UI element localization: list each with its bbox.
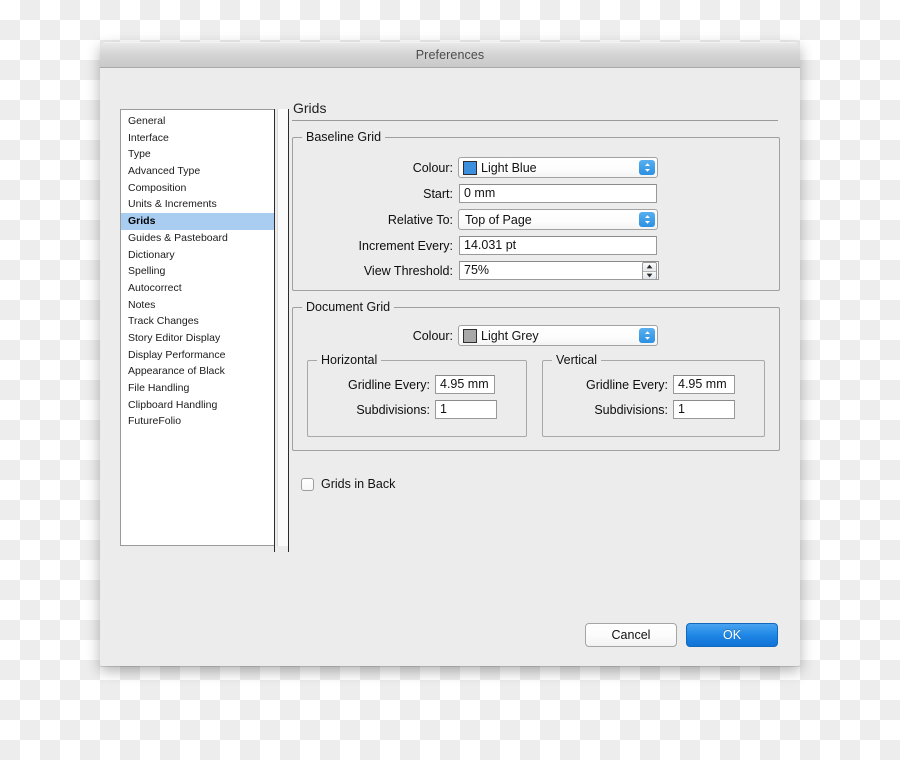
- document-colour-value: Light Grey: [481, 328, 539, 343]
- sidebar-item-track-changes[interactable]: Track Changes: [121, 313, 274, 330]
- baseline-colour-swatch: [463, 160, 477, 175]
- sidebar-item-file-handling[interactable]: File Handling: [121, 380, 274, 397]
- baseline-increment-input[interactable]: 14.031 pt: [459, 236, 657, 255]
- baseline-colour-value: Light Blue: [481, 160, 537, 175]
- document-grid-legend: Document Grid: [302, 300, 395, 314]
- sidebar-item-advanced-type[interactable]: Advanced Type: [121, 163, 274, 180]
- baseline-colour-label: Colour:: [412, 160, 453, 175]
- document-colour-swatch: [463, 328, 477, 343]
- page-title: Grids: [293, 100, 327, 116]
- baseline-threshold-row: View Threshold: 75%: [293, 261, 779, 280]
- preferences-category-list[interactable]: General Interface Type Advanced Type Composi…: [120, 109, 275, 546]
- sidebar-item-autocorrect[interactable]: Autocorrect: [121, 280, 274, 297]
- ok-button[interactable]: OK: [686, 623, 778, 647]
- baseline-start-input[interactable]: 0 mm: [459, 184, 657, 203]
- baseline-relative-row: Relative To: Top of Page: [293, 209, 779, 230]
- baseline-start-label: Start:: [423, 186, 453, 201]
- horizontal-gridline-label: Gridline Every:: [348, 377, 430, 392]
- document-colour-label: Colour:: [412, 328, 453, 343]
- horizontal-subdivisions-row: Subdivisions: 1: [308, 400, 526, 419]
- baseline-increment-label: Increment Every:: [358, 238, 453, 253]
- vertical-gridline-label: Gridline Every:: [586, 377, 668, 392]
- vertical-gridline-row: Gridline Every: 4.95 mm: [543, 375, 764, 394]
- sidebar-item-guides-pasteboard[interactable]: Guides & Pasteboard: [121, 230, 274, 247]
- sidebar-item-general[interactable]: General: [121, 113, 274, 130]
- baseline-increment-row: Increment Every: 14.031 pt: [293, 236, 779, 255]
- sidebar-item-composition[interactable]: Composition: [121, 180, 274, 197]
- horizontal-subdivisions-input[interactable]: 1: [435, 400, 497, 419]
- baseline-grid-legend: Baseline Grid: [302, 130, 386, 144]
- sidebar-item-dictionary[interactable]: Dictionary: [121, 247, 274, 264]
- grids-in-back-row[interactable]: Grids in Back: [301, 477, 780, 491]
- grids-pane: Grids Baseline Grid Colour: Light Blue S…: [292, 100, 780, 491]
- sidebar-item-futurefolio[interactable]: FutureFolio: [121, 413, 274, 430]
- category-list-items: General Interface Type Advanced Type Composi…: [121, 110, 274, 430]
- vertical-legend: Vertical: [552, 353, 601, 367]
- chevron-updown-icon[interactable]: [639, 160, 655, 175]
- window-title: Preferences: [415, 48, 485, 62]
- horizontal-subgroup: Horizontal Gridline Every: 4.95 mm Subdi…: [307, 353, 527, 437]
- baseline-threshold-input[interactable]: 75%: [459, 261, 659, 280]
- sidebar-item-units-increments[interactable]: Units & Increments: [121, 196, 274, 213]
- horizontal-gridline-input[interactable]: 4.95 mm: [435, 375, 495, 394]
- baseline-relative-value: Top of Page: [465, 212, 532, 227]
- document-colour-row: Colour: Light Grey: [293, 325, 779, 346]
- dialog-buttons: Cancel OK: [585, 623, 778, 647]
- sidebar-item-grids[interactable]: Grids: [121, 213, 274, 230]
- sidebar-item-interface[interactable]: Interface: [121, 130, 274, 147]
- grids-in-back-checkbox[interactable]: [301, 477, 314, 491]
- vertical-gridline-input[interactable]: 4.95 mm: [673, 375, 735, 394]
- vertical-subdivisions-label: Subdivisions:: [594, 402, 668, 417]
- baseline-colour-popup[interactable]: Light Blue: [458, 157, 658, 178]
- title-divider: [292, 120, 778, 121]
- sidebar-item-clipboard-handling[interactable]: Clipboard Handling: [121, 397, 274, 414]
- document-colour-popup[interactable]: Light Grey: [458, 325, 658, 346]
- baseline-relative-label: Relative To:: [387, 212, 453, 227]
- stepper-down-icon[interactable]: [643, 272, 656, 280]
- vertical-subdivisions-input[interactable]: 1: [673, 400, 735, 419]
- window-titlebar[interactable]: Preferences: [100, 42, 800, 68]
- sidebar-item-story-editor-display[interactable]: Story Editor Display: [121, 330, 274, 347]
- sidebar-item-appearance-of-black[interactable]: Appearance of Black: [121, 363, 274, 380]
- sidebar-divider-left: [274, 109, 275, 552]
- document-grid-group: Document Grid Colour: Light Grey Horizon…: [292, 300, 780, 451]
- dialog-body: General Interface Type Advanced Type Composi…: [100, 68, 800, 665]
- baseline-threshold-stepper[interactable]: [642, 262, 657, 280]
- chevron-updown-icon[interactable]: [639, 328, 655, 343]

----------

▶ **REQUIREMENT**: Convert the entries above into a numbered list, beginning with the line that contains "- document-colour-value: Light" and ending with the line that contains "- baseline-grid-legend: Baseline", both included. Leave out any blank lines.

▶ **TASK OUTPUT**:
1. - document-colour-value: Light Grey: [481, 328, 539, 343]
2. - sidebar-item-track-changes[interactable]: Track Changes: [121, 313, 274, 330]
3. - baseline-colour-swatch: [463, 160, 477, 175]
4. - sidebar-item-file-handling[interactable]: File Handling: [121, 380, 274, 397]
5. - baseline-increment-input[interactable]: 14.031 pt: [459, 236, 657, 255]
6. - baseline-colour-value: Light Blue: [481, 160, 537, 175]
7. - document-grid-legend: Document Grid: [302, 300, 395, 314]
8. - sidebar-item-advanced-type[interactable]: Advanced Type: [121, 163, 274, 180]
9. - baseline-colour-label: Colour:: [412, 160, 453, 175]
10. - document-colour-swatch: [463, 328, 477, 343]
11. - page-title: Grids: [293, 100, 327, 116]
12. - baseline-threshold-row: View Threshold: 75%: [293, 261, 779, 280]
13. - preferences-category-list[interactable]: General Interface Type Advanced Type Composi…: [120, 109, 275, 546]
14. - sidebar-item-autocorrect[interactable]: Autocorrect: [121, 280, 274, 297]
15. - ok-button[interactable]: OK: [686, 623, 778, 647]
16. - baseline-start-input[interactable]: 0 mm: [459, 184, 657, 203]
17. - baseline-relative-row: Relative To: Top of Page: [293, 209, 779, 230]
18. - baseline-start-label: Start:: [423, 186, 453, 201]
19. - horizontal-gridline-label: Gridline Every:: [348, 377, 430, 392]
20. - document-colour-label: Colour:: [412, 328, 453, 343]
21. - horizontal-subdivisions-row: Subdivisions: 1: [308, 400, 526, 419]
22. - baseline-increment-label: Increment Every:: [358, 238, 453, 253]
23. - vertical-gridline-label: Gridline Every:: [586, 377, 668, 392]
24. - vertical-gridline-row: Gridline Every: 4.95 mm: [543, 375, 764, 394]
25. - sidebar-item-guides-pasteboard[interactable]: Guides & Pasteboard: [121, 230, 274, 247]
26. - sidebar-item-general[interactable]: General: [121, 113, 274, 130]
27. - baseline-increment-row: Increment Every: 14.031 pt: [293, 236, 779, 255]
28. - sidebar-item-composition[interactable]: Composition: [121, 180, 274, 197]
29. - horizontal-subdivisions-input[interactable]: 1: [435, 400, 497, 419]
30. - baseline-grid-legend: Baseline Grid: [302, 130, 386, 144]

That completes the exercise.